__Exercise brief__
Reproduce the items from the line with "y-tick-label-c-2: 10 <box>336 53 348 65</box>" up to and including the line with "x-axis-label-g: Time [s]", altering "Time [s]" to "Time (s)" and leaving everything else as it stands.

+ + +

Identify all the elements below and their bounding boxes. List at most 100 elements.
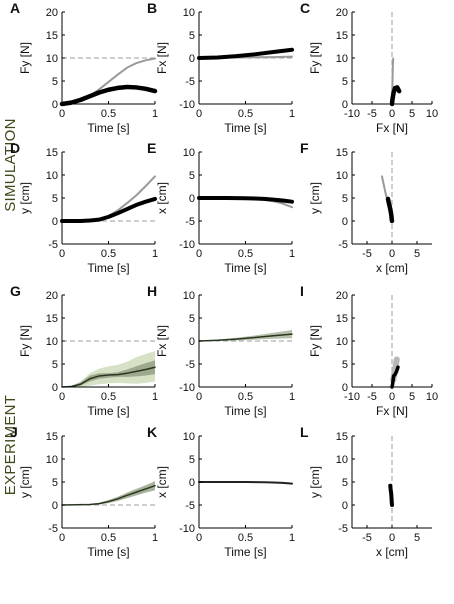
y-tick-label-c-2: 10 <box>336 53 348 65</box>
y-tick-label-h-4: 10 <box>183 290 195 302</box>
y-tick-label-h-2: 0 <box>189 336 195 348</box>
y-tick-label-g-2: 10 <box>46 336 58 348</box>
section-label-simulation: SIMULATION <box>2 118 19 212</box>
series-a-1 <box>59 84 158 107</box>
y-tick-label-a-4: 20 <box>46 7 58 19</box>
x-tick-label-g-0: 0 <box>59 391 65 403</box>
x-axis-label-g: Time [s] <box>87 404 129 418</box>
x-tick-label-i-4: 10 <box>426 391 438 403</box>
y-axis-label-c: Fy [N] <box>308 42 322 74</box>
y-tick-label-f-0: -5 <box>338 239 348 251</box>
x-tick-label-b-1: 0.5 <box>238 108 253 120</box>
y-tick-label-c-1: 5 <box>342 76 348 88</box>
y-axis-label-h: Fx [N] <box>155 325 169 357</box>
y-tick-label-i-2: 10 <box>336 336 348 348</box>
y-tick-label-e-1: -5 <box>185 216 195 228</box>
panel-h: H -10 -5 0 5 10 0 0.5 1 Time [s] Fx [N] <box>147 283 295 418</box>
y-tick-label-h-1: -5 <box>185 359 195 371</box>
band-g-0 <box>62 351 155 387</box>
panel-e: E -10 -5 0 5 10 0 0.5 1 Time [s] x [cm] <box>147 140 295 275</box>
y-tick-label-a-0: 0 <box>52 99 58 111</box>
panel-label-c: C <box>300 0 310 16</box>
x-tick-label-c-2: 0 <box>389 108 395 120</box>
y-tick-label-k-2: 0 <box>189 477 195 489</box>
panel-label-k: K <box>147 424 157 440</box>
panel-l: L -5 0 5 10 15 -5 0 5 x [cm] y [cm] <box>300 424 432 559</box>
x-tick-label-f-2: 5 <box>414 248 420 260</box>
y-tick-label-l-2: 5 <box>342 477 348 489</box>
y-tick-label-g-1: 5 <box>52 359 58 371</box>
y-tick-label-d-4: 15 <box>46 147 58 159</box>
x-tick-label-j-1: 0.5 <box>101 532 116 544</box>
x-tick-label-f-1: 0 <box>389 248 395 260</box>
x-tick-label-d-2: 1 <box>152 248 158 260</box>
y-tick-label-g-3: 15 <box>46 313 58 325</box>
y-axis-label-b: Fx [N] <box>155 42 169 74</box>
x-tick-label-g-2: 1 <box>152 391 158 403</box>
panel-a: A 0 5 10 15 20 0 0.5 1 Time [s] Fy [N] <box>10 0 158 135</box>
y-tick-label-b-2: 0 <box>189 53 195 65</box>
y-axis-label-j: y [cm] <box>18 466 32 498</box>
y-axis-label-k: x [cm] <box>155 466 169 498</box>
y-tick-label-k-1: -5 <box>185 500 195 512</box>
y-tick-label-c-4: 20 <box>336 7 348 19</box>
x-axis-label-d: Time [s] <box>87 261 129 275</box>
y-axis-label-g: Fy [N] <box>18 325 32 357</box>
x-tick-label-i-0: -10 <box>344 391 360 403</box>
x-tick-label-e-2: 1 <box>289 248 295 260</box>
y-tick-label-j-4: 15 <box>46 431 58 443</box>
panel-label-h: H <box>147 283 157 299</box>
series-l-0 <box>388 483 394 507</box>
panel-label-a: A <box>10 0 20 16</box>
y-tick-label-i-3: 15 <box>336 313 348 325</box>
x-axis-label-h: Time [s] <box>224 404 266 418</box>
x-tick-label-h-1: 0.5 <box>238 391 253 403</box>
x-tick-label-c-0: -10 <box>344 108 360 120</box>
panel-label-l: L <box>300 424 309 440</box>
x-tick-label-h-2: 1 <box>289 391 295 403</box>
y-tick-label-i-1: 5 <box>342 359 348 371</box>
y-tick-label-d-0: -5 <box>48 239 58 251</box>
x-tick-label-d-1: 0.5 <box>101 248 116 260</box>
y-tick-label-j-2: 5 <box>52 477 58 489</box>
x-tick-label-b-2: 1 <box>289 108 295 120</box>
x-tick-label-k-2: 1 <box>289 532 295 544</box>
y-tick-label-l-4: 15 <box>336 431 348 443</box>
y-tick-label-i-0: 0 <box>342 382 348 394</box>
y-axis-label-l: y [cm] <box>308 466 322 498</box>
y-tick-label-c-3: 15 <box>336 30 348 42</box>
y-tick-label-d-3: 10 <box>46 170 58 182</box>
y-axis-label-f: y [cm] <box>308 182 322 214</box>
x-tick-label-i-2: 0 <box>389 391 395 403</box>
y-axis-label-i: Fy [N] <box>308 325 322 357</box>
y-tick-label-b-3: 5 <box>189 30 195 42</box>
y-tick-label-d-1: 0 <box>52 216 58 228</box>
y-tick-label-b-1: -5 <box>185 76 195 88</box>
y-tick-label-l-3: 10 <box>336 454 348 466</box>
x-tick-label-h-0: 0 <box>196 391 202 403</box>
band-j-0 <box>62 481 155 505</box>
band-h-0 <box>199 329 292 342</box>
y-axis-label-a: Fy [N] <box>18 42 32 74</box>
x-tick-label-d-0: 0 <box>59 248 65 260</box>
y-tick-label-l-1: 0 <box>342 500 348 512</box>
section-label-experiment: EXPERIMENT <box>2 395 19 496</box>
x-axis-label-k: Time [s] <box>224 545 266 559</box>
x-tick-label-b-0: 0 <box>196 108 202 120</box>
y-axis-label-e: x [cm] <box>155 182 169 214</box>
panel-label-d: D <box>10 140 20 156</box>
panel-label-i: I <box>300 283 304 299</box>
y-tick-label-i-4: 20 <box>336 290 348 302</box>
series-k-0 <box>198 481 293 485</box>
y-tick-label-k-3: 5 <box>189 454 195 466</box>
x-tick-label-c-1: -5 <box>367 108 377 120</box>
panel-label-g: G <box>10 283 21 299</box>
y-tick-label-j-3: 10 <box>46 454 58 466</box>
x-tick-label-a-0: 0 <box>59 108 65 120</box>
y-tick-label-e-3: 5 <box>189 170 195 182</box>
panel-label-f: F <box>300 140 309 156</box>
y-tick-label-l-0: -5 <box>338 523 348 535</box>
y-tick-label-f-3: 10 <box>336 170 348 182</box>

+ + +

__Exercise output__
y-tick-label-c-2: 10 <box>336 53 348 65</box>
y-tick-label-h-4: 10 <box>183 290 195 302</box>
y-tick-label-h-2: 0 <box>189 336 195 348</box>
y-tick-label-g-2: 10 <box>46 336 58 348</box>
section-label-simulation: SIMULATION <box>2 118 19 212</box>
series-a-1 <box>59 84 158 107</box>
y-tick-label-a-4: 20 <box>46 7 58 19</box>
x-tick-label-g-0: 0 <box>59 391 65 403</box>
x-axis-label-g: Time (s) <box>87 404 129 418</box>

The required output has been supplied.